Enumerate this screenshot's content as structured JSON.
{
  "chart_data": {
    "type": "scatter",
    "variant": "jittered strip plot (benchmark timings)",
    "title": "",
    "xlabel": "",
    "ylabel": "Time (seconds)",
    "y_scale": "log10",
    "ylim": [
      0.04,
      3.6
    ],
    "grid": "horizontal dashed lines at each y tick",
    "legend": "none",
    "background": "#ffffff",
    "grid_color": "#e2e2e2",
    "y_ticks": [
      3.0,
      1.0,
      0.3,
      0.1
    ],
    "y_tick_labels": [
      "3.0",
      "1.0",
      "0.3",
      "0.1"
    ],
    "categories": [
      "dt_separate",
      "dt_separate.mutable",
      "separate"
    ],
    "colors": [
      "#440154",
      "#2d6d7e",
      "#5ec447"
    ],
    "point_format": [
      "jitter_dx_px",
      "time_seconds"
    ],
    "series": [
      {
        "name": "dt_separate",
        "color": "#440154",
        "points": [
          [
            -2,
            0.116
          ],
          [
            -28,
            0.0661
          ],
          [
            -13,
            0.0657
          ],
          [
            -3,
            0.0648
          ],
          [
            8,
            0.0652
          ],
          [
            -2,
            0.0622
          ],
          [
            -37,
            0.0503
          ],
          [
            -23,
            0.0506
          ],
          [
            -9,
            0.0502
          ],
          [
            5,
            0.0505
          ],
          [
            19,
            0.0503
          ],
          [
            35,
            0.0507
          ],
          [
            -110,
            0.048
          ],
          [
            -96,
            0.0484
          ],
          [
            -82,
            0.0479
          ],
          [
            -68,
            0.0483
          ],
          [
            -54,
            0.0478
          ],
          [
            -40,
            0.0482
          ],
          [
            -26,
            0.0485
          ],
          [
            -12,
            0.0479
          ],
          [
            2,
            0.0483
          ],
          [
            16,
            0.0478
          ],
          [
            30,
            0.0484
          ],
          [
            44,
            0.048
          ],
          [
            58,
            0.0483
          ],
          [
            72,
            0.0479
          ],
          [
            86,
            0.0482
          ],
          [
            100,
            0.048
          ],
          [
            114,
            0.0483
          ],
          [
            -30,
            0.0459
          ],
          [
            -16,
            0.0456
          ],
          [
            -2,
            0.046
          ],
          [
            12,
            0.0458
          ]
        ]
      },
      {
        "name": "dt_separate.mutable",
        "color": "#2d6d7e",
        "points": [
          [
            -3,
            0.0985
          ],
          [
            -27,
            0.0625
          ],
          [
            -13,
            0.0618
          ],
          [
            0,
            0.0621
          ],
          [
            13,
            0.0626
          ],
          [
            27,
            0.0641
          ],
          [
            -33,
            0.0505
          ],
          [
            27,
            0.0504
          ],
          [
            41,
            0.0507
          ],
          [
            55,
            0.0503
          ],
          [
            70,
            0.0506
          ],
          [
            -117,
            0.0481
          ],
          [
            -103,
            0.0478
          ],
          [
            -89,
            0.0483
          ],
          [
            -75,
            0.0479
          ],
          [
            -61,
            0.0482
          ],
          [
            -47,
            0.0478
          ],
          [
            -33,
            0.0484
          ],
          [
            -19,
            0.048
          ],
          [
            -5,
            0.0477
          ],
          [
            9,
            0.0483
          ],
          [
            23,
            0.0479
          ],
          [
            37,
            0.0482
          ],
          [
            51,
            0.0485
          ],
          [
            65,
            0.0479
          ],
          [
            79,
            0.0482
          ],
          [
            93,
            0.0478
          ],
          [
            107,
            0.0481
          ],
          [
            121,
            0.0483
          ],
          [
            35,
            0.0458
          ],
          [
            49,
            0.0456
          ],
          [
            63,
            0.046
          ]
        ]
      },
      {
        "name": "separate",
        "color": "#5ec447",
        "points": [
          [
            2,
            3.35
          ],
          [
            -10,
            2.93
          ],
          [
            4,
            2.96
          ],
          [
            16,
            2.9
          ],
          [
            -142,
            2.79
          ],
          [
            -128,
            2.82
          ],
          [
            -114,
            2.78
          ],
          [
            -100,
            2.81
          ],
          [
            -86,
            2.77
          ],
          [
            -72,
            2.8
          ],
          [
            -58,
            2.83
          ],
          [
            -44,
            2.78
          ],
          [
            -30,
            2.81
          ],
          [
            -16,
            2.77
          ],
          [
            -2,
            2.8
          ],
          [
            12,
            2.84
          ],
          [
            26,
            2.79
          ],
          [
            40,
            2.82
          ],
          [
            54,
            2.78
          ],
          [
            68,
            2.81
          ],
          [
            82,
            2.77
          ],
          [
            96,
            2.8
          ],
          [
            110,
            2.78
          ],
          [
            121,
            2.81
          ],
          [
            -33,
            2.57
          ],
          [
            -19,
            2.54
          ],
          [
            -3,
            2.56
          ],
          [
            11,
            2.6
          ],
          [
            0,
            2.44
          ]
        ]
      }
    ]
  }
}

(Exercise)
All of the material must be reproduced exactly.

(Exercise output)
Enumerate this screenshot's content as structured JSON.
{
  "chart_data": {
    "type": "scatter",
    "variant": "jittered strip plot (benchmark timings)",
    "title": "",
    "xlabel": "",
    "ylabel": "Time (seconds)",
    "y_scale": "log10",
    "ylim": [
      0.04,
      3.6
    ],
    "grid": "horizontal dashed lines at each y tick",
    "legend": "none",
    "background": "#ffffff",
    "grid_color": "#e2e2e2",
    "y_ticks": [
      3.0,
      1.0,
      0.3,
      0.1
    ],
    "y_tick_labels": [
      "3.0",
      "1.0",
      "0.3",
      "0.1"
    ],
    "categories": [
      "dt_separate",
      "dt_separate.mutable",
      "separate"
    ],
    "colors": [
      "#440154",
      "#2d6d7e",
      "#5ec447"
    ],
    "point_format": [
      "jitter_dx_px",
      "time_seconds"
    ],
    "series": [
      {
        "name": "dt_separate",
        "color": "#440154",
        "points": [
          [
            -2,
            0.116
          ],
          [
            -28,
            0.0661
          ],
          [
            -13,
            0.0657
          ],
          [
            -3,
            0.0648
          ],
          [
            8,
            0.0652
          ],
          [
            -2,
            0.0622
          ],
          [
            -37,
            0.0503
          ],
          [
            -23,
            0.0506
          ],
          [
            -9,
            0.0502
          ],
          [
            5,
            0.0505
          ],
          [
            19,
            0.0503
          ],
          [
            35,
            0.0507
          ],
          [
            -110,
            0.048
          ],
          [
            -96,
            0.0484
          ],
          [
            -82,
            0.0479
          ],
          [
            -68,
            0.0483
          ],
          [
            -54,
            0.0478
          ],
          [
            -40,
            0.0482
          ],
          [
            -26,
            0.0485
          ],
          [
            -12,
            0.0479
          ],
          [
            2,
            0.0483
          ],
          [
            16,
            0.0478
          ],
          [
            30,
            0.0484
          ],
          [
            44,
            0.048
          ],
          [
            58,
            0.0483
          ],
          [
            72,
            0.0479
          ],
          [
            86,
            0.0482
          ],
          [
            100,
            0.048
          ],
          [
            114,
            0.0483
          ],
          [
            -30,
            0.0459
          ],
          [
            -16,
            0.0456
          ],
          [
            -2,
            0.046
          ],
          [
            12,
            0.0458
          ]
        ]
      },
      {
        "name": "dt_separate.mutable",
        "color": "#2d6d7e",
        "points": [
          [
            -3,
            0.0985
          ],
          [
            -27,
            0.0625
          ],
          [
            -13,
            0.0618
          ],
          [
            0,
            0.0621
          ],
          [
            13,
            0.0626
          ],
          [
            27,
            0.0641
          ],
          [
            -33,
            0.0505
          ],
          [
            27,
            0.0504
          ],
          [
            41,
            0.0507
          ],
          [
            55,
            0.0503
          ],
          [
            70,
            0.0506
          ],
          [
            -117,
            0.0481
          ],
          [
            -103,
            0.0478
          ],
          [
            -89,
            0.0483
          ],
          [
            -75,
            0.0479
          ],
          [
            -61,
            0.0482
          ],
          [
            -47,
            0.0478
          ],
          [
            -33,
            0.0484
          ],
          [
            -19,
            0.048
          ],
          [
            -5,
            0.0477
          ],
          [
            9,
            0.0483
          ],
          [
            23,
            0.0479
          ],
          [
            37,
            0.0482
          ],
          [
            51,
            0.0485
          ],
          [
            65,
            0.0479
          ],
          [
            79,
            0.0482
          ],
          [
            93,
            0.0478
          ],
          [
            107,
            0.0481
          ],
          [
            121,
            0.0483
          ],
          [
            35,
            0.0458
          ],
          [
            49,
            0.0456
          ],
          [
            63,
            0.046
          ]
        ]
      },
      {
        "name": "separate",
        "color": "#5ec447",
        "points": [
          [
            2,
            3.35
          ],
          [
            -10,
            2.93
          ],
          [
            4,
            2.96
          ],
          [
            16,
            2.9
          ],
          [
            -142,
            2.79
          ],
          [
            -128,
            2.82
          ],
          [
            -114,
            2.78
          ],
          [
            -100,
            2.81
          ],
          [
            -86,
            2.77
          ],
          [
            -72,
            2.8
          ],
          [
            -58,
            2.83
          ],
          [
            -44,
            2.78
          ],
          [
            -30,
            2.81
          ],
          [
            -16,
            2.77
          ],
          [
            -2,
            2.8
          ],
          [
            12,
            2.84
          ],
          [
            26,
            2.79
          ],
          [
            40,
            2.82
          ],
          [
            54,
            2.78
          ],
          [
            68,
            2.81
          ],
          [
            82,
            2.77
          ],
          [
            96,
            2.8
          ],
          [
            110,
            2.78
          ],
          [
            121,
            2.81
          ],
          [
            -33,
            2.57
          ],
          [
            -19,
            2.54
          ],
          [
            -3,
            2.56
          ],
          [
            11,
            2.6
          ],
          [
            0,
            2.44
          ]
        ]
      }
    ]
  }
}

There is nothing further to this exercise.